Among these records, which lines include "physical"? Copy them out.
◇ ◇ ◇ ◇ ◇ ◇ ◇
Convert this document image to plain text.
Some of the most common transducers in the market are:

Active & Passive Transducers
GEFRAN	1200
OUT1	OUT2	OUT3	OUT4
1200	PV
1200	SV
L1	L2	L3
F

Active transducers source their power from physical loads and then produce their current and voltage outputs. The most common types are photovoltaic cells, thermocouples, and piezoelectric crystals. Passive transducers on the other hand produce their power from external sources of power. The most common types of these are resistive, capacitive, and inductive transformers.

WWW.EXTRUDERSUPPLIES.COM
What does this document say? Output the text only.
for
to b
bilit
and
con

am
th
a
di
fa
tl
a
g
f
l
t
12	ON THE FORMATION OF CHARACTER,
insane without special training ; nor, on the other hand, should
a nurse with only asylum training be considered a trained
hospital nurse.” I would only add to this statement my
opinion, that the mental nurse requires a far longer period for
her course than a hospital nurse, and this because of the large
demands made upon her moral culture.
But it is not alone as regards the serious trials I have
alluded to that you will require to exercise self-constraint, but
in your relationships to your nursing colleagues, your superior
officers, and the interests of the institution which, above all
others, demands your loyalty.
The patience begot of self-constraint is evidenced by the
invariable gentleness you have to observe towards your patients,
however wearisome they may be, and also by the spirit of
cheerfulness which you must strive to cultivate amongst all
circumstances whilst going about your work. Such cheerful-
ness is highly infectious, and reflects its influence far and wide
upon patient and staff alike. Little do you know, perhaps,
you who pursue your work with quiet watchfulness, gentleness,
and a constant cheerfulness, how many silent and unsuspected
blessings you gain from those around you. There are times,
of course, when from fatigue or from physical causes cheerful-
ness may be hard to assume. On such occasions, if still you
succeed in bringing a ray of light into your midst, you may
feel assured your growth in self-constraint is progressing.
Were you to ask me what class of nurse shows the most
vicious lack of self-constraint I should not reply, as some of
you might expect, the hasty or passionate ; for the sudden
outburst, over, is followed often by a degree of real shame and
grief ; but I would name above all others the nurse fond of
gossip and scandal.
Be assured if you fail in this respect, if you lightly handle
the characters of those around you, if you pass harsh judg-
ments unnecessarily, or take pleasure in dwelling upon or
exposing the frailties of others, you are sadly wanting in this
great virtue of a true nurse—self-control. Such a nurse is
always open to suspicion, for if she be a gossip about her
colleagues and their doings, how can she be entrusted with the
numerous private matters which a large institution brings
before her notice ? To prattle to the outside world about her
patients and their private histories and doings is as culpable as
◇ ◇ ◇ ◇ ◇ ◇ ◇
■ WORKED SOLUTION
Active transducers source their power from physical loads and then produce their current and voltage outputs. The most common types are photovoltaic cells, thermocouples, and piezoelectric crystals. Passive transducers on the other hand produce their power from external sources of power. The most common types of these are resistive, capacitive, and inductive transformers.
of course, when from fatigue or from physical causes cheerful-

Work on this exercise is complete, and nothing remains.